-- start of PROVIDED MATERIAL --

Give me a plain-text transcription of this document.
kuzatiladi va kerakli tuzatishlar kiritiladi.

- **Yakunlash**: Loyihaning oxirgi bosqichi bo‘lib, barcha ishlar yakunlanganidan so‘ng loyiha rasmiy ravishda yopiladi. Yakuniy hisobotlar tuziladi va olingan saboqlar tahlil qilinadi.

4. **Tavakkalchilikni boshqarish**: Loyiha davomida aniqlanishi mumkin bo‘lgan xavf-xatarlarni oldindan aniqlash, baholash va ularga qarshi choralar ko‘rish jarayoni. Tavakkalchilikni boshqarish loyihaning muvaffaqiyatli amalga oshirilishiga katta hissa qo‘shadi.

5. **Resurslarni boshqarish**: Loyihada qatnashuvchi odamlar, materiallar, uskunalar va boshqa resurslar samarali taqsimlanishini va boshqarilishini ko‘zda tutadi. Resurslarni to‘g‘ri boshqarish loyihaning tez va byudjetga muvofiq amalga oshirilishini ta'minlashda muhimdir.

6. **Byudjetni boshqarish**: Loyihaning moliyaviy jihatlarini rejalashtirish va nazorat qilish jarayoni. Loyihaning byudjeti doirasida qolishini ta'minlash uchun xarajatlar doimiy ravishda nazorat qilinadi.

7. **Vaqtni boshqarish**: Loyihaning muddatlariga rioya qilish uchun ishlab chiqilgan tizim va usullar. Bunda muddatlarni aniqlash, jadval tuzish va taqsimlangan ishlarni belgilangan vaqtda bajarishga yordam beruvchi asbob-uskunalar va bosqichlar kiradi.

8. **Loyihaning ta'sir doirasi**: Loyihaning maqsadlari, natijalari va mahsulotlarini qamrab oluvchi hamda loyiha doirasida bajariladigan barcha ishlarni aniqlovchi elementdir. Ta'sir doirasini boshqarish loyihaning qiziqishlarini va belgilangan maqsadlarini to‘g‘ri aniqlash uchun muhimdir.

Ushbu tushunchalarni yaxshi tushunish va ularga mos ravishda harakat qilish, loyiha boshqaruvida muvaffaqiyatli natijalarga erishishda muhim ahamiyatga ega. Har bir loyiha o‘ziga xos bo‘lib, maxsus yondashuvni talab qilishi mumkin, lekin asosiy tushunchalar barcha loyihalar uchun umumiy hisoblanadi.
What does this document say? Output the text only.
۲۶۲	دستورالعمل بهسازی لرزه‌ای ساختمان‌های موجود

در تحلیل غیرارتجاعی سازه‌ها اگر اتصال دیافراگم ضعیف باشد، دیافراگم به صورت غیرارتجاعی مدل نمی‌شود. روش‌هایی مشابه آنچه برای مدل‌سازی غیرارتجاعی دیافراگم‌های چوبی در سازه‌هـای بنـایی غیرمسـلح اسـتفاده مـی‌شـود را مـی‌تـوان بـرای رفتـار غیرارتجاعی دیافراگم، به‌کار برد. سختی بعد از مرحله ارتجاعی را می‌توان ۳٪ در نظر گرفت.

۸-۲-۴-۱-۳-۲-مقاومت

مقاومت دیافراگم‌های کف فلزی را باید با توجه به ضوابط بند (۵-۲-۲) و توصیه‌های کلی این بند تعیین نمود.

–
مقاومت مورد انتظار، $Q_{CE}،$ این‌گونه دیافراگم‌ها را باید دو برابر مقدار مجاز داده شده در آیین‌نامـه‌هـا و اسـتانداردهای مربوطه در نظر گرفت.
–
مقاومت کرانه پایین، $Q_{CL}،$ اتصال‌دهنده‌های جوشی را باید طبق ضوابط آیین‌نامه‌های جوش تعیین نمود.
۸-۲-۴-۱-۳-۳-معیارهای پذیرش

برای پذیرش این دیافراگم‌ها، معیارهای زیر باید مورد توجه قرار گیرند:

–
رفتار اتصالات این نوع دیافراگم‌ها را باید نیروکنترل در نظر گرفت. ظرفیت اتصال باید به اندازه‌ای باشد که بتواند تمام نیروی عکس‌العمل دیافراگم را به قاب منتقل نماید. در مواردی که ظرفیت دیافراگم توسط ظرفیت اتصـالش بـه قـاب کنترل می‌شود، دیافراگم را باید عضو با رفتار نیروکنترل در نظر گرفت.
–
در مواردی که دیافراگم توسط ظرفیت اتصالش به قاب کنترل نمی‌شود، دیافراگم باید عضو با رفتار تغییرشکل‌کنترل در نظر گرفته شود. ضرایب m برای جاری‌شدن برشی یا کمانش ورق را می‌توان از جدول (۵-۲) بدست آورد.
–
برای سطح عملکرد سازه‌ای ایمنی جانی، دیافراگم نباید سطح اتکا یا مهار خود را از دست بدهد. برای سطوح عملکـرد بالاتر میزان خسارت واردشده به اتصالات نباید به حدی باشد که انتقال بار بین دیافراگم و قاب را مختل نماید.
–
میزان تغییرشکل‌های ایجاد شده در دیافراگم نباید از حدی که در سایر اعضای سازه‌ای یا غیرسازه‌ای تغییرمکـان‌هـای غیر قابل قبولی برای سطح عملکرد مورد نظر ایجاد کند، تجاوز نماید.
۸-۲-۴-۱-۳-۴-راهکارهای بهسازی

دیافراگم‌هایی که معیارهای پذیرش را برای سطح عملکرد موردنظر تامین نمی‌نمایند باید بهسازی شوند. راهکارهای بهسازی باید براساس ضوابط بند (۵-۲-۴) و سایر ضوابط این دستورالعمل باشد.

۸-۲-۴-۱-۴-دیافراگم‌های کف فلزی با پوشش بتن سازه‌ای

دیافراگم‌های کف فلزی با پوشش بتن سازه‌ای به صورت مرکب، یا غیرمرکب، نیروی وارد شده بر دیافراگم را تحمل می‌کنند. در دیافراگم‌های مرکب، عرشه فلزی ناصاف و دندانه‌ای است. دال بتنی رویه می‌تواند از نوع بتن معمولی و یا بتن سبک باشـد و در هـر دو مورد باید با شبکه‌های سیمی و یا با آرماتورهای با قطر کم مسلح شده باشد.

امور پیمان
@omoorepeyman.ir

-- end of PROVIDED MATERIAL --

[WRITTEN INSTRUCTION]:
Search the entries for the string "تعیین" and collect each line that has it.

[ANSWER IN FULL]:
مقاومت دیافراگم‌های کف فلزی را باید با توجه به ضوابط بند (۵-۲-۲) و توصیه‌های کلی این بند تعیین نمود.
مقاومت کرانه پایین، $Q_{CL}،$ اتصال‌دهنده‌های جوشی را باید طبق ضوابط آیین‌نامه‌های جوش تعیین نمود.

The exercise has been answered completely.